> Task brief
Show each line of the data below that has the string "有关条款" in it.

§

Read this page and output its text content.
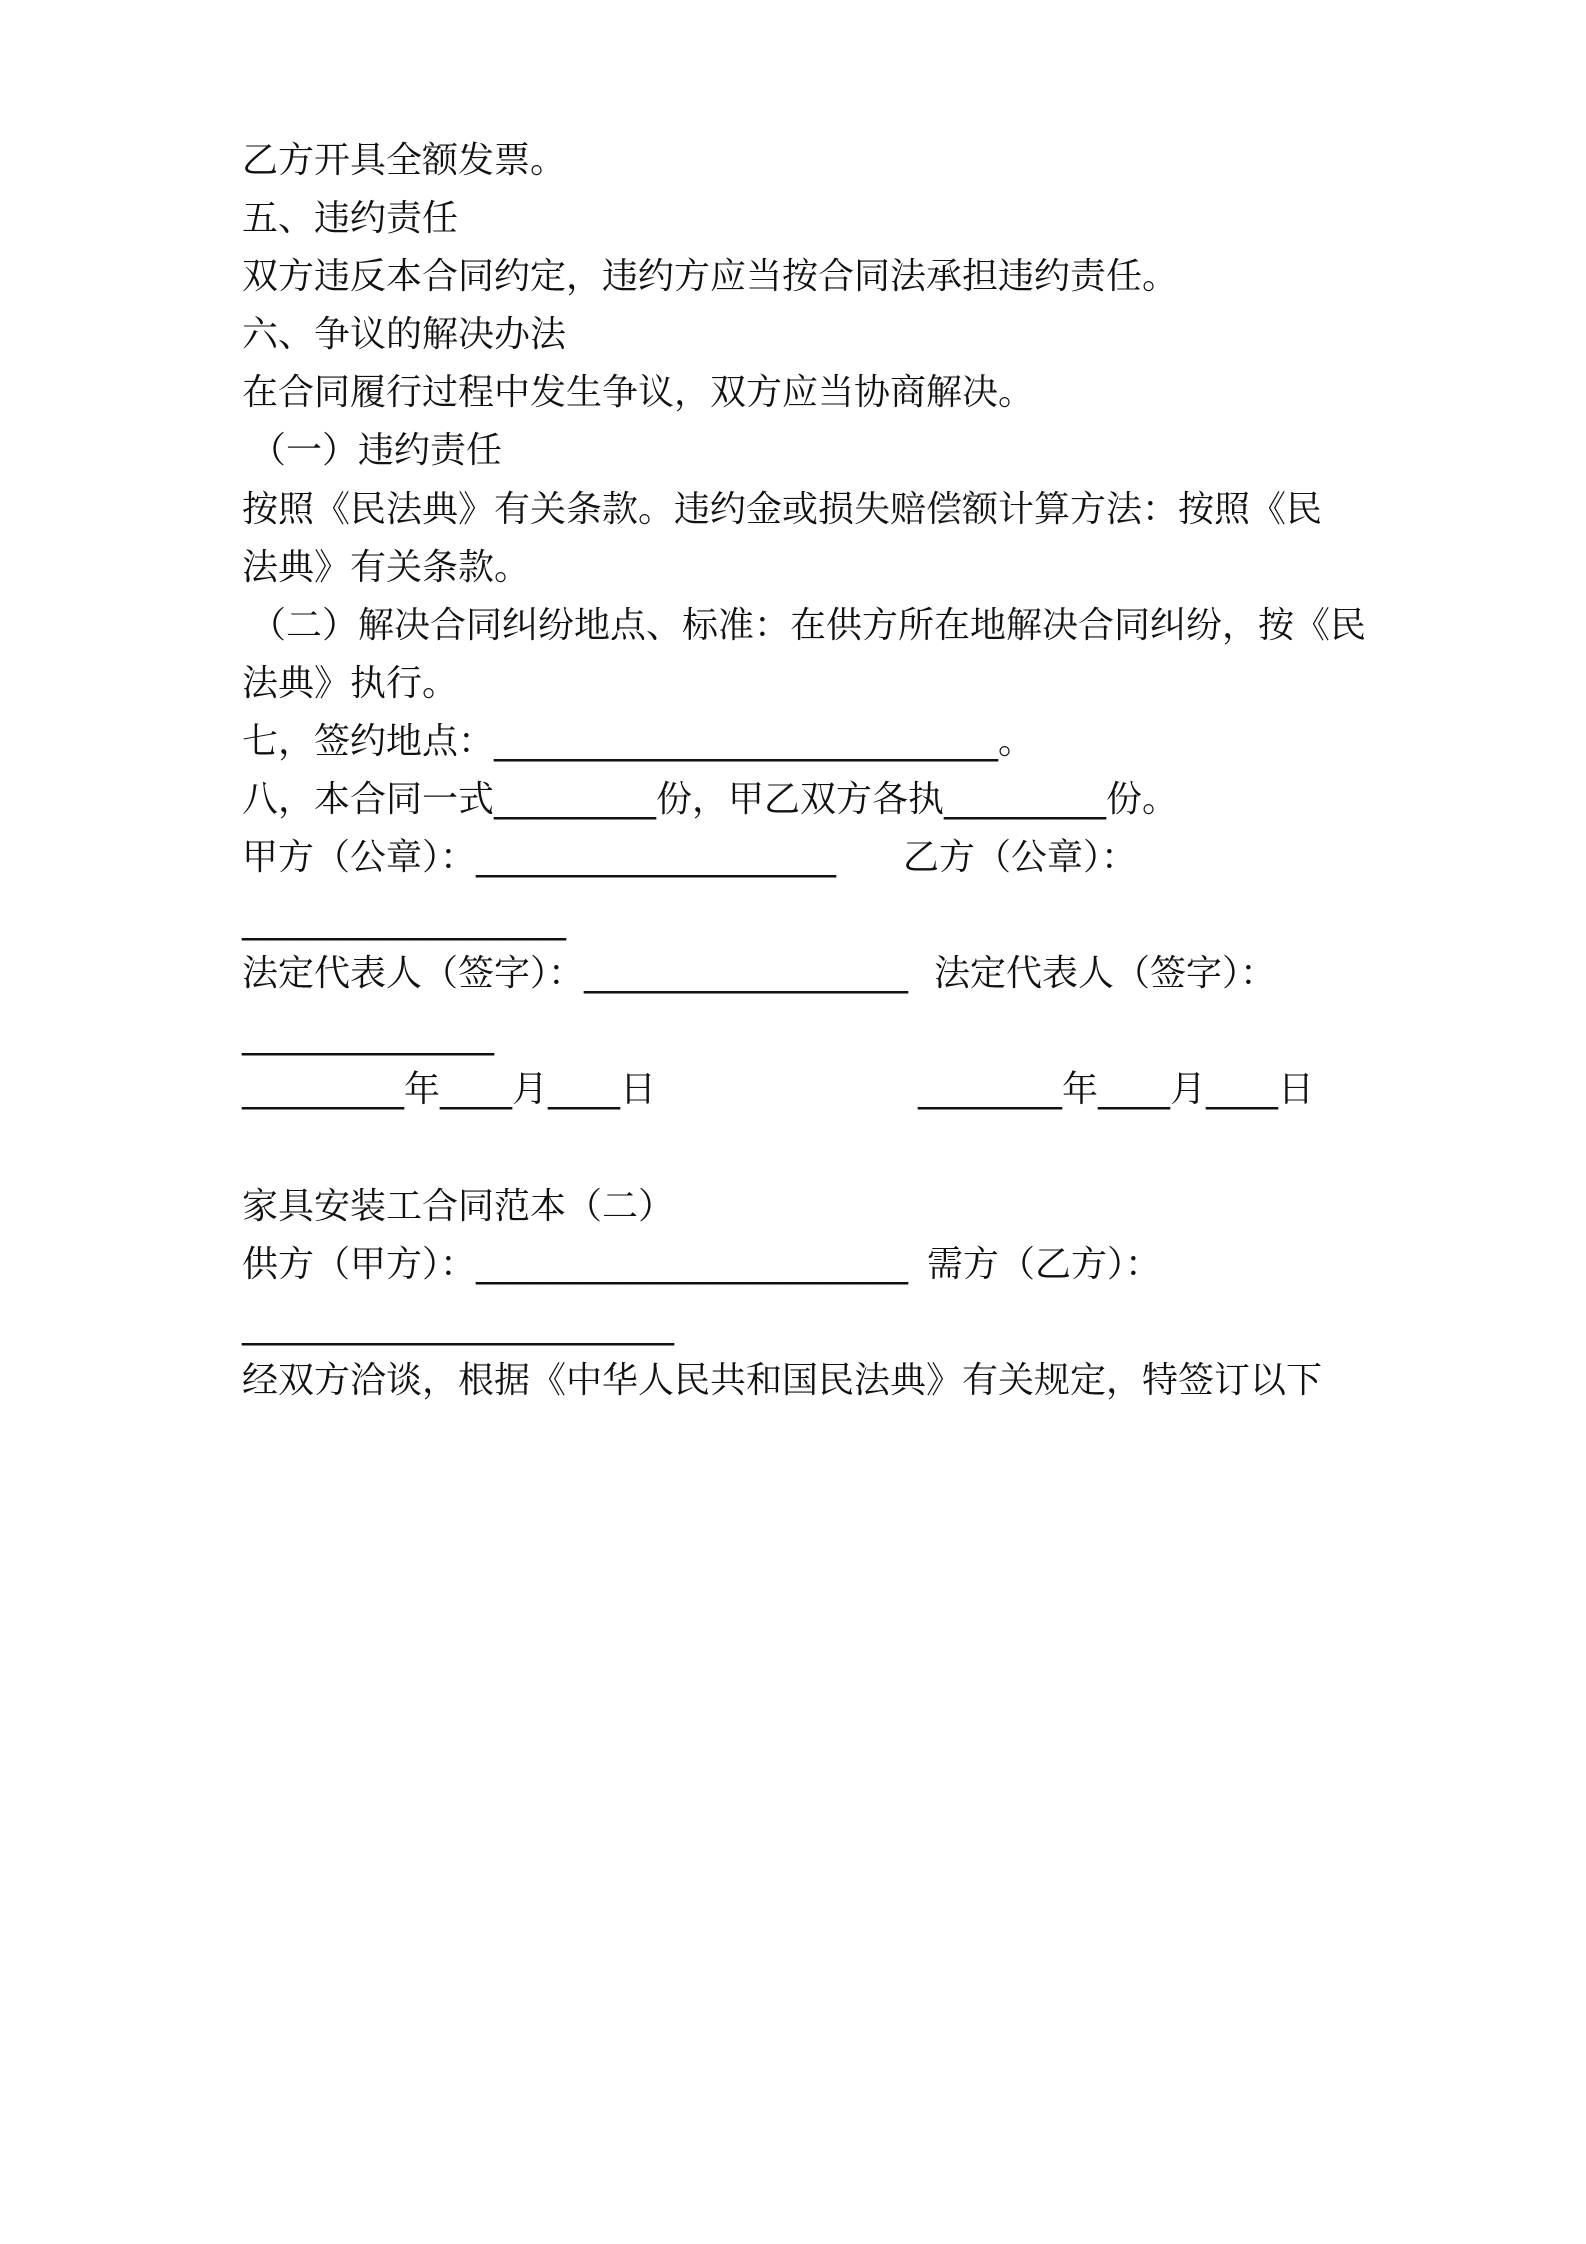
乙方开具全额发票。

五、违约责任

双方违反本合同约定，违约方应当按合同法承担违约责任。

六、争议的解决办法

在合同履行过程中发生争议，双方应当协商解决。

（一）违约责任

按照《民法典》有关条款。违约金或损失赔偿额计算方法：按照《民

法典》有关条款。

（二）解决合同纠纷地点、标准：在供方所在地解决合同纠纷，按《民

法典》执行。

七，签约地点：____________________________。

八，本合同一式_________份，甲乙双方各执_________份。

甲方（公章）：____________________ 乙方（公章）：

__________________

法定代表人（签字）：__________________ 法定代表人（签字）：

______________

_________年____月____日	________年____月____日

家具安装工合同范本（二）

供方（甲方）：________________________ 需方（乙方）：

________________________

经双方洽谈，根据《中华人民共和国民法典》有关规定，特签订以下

§

> Full response
按照《民法典》有关条款。违约金或损失赔偿额计算方法：按照《民
法典》有关条款。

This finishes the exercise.